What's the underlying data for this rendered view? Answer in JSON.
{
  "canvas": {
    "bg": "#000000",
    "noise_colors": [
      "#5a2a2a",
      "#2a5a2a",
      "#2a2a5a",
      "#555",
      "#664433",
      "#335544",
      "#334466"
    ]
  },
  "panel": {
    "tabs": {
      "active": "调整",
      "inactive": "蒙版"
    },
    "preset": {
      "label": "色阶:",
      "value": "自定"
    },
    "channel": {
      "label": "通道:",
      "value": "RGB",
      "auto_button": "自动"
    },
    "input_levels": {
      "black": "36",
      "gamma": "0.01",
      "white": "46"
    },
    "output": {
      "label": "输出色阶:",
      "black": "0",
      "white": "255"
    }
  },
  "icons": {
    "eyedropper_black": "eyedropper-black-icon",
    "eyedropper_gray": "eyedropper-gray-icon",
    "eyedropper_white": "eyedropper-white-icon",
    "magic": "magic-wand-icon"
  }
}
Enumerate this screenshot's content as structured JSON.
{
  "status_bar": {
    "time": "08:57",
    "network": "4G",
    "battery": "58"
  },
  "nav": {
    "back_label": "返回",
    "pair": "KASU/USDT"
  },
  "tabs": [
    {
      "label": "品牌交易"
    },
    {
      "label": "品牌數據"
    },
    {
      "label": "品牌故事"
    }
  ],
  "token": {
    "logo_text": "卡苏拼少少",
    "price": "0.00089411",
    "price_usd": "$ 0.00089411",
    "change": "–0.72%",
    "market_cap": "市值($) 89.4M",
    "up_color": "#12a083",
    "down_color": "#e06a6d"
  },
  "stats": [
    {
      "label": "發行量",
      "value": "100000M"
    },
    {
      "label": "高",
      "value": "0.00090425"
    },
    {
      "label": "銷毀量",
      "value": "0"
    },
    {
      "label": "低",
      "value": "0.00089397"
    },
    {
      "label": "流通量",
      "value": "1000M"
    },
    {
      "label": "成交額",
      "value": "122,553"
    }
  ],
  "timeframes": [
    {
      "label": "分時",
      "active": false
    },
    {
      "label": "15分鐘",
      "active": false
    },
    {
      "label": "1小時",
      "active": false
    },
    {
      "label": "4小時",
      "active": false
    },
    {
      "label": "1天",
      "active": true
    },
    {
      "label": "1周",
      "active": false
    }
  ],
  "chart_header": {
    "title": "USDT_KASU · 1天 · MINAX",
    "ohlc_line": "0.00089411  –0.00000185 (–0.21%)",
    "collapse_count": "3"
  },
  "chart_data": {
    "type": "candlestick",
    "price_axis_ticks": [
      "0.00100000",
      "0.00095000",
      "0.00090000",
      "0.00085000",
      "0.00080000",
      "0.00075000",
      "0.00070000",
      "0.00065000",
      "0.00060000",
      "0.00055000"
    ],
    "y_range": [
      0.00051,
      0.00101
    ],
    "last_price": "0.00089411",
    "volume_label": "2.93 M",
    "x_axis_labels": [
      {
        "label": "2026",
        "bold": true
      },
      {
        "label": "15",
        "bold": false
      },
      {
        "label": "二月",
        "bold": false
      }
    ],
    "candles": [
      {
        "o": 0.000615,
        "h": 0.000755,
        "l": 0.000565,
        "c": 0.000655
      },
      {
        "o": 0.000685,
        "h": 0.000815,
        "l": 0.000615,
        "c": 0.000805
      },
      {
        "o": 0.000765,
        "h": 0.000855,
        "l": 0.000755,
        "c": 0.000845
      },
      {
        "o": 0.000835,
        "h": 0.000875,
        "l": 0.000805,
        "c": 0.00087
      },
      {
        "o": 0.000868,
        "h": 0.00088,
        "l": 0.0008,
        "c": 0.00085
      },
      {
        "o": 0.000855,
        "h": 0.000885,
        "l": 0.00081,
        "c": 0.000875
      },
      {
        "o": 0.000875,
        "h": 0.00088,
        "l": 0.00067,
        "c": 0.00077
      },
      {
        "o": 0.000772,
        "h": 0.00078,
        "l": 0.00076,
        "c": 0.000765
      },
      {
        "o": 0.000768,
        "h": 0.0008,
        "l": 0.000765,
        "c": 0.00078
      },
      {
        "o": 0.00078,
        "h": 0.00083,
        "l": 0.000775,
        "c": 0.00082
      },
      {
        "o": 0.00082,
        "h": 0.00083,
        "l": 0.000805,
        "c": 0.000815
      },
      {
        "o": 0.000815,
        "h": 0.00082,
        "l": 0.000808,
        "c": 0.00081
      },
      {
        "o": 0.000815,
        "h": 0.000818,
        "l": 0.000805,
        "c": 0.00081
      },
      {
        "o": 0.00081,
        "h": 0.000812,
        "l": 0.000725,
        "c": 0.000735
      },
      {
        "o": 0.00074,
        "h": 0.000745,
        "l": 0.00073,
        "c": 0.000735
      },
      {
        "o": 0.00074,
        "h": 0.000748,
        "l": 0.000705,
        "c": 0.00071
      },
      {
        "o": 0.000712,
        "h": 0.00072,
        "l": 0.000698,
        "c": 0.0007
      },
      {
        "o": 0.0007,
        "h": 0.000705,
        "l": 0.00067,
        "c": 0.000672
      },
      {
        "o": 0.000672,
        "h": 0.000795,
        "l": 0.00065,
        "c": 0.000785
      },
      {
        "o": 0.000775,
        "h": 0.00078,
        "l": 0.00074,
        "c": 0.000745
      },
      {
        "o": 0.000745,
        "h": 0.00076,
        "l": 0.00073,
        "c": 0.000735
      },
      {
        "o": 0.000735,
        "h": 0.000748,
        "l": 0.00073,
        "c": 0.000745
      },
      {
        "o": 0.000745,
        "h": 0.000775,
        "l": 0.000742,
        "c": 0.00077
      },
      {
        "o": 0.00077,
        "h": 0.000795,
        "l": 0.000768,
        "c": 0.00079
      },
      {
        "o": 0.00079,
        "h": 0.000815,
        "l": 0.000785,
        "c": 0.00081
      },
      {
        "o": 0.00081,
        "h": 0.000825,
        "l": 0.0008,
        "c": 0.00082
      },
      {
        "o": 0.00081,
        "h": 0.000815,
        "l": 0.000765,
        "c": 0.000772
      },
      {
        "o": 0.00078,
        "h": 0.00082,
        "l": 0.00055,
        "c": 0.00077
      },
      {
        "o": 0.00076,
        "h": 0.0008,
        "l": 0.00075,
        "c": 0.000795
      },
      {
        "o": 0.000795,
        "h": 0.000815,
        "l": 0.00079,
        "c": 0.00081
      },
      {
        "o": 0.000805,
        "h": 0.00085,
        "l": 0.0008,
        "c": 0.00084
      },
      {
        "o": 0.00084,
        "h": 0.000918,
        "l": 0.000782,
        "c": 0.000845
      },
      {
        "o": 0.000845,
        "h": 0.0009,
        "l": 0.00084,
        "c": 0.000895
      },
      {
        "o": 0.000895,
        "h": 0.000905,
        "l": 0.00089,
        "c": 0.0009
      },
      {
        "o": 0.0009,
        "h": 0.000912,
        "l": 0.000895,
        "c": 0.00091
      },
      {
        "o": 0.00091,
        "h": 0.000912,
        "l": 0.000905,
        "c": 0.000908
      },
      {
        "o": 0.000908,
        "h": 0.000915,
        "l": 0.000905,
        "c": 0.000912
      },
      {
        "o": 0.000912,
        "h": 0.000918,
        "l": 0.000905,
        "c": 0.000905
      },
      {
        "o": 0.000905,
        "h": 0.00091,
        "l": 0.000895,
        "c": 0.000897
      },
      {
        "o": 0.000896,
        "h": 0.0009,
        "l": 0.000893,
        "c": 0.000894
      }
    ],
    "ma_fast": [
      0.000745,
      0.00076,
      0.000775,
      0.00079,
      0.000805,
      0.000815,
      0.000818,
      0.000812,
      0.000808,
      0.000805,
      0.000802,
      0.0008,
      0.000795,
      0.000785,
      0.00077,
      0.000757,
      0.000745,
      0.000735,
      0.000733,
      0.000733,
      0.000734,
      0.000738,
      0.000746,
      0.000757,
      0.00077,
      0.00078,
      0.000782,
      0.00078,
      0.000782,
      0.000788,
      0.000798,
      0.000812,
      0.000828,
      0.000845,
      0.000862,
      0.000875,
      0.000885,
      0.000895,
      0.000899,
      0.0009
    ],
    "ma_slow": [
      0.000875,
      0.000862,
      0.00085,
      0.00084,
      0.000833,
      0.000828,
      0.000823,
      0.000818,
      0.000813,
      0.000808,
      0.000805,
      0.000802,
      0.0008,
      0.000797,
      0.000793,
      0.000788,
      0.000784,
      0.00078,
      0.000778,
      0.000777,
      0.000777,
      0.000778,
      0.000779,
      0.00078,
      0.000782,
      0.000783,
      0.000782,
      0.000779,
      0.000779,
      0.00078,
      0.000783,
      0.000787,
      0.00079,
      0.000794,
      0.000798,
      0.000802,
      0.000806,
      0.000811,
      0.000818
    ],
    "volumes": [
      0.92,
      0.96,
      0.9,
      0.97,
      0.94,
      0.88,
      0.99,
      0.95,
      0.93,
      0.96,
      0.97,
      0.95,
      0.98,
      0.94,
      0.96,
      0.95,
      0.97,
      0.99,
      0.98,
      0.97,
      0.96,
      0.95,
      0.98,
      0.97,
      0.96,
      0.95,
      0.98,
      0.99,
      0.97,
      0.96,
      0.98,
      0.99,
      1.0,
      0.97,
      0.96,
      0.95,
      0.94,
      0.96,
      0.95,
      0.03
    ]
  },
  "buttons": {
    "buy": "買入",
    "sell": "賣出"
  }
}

*WHAT TO WORK ON*: Copy out every line in the entries above that holds "eyedropper".

*TASK OUTPUT*:
    "eyedropper_black": "eyedropper-black-icon",
    "eyedropper_gray": "eyedropper-gray-icon",
    "eyedropper_white": "eyedropper-white-icon",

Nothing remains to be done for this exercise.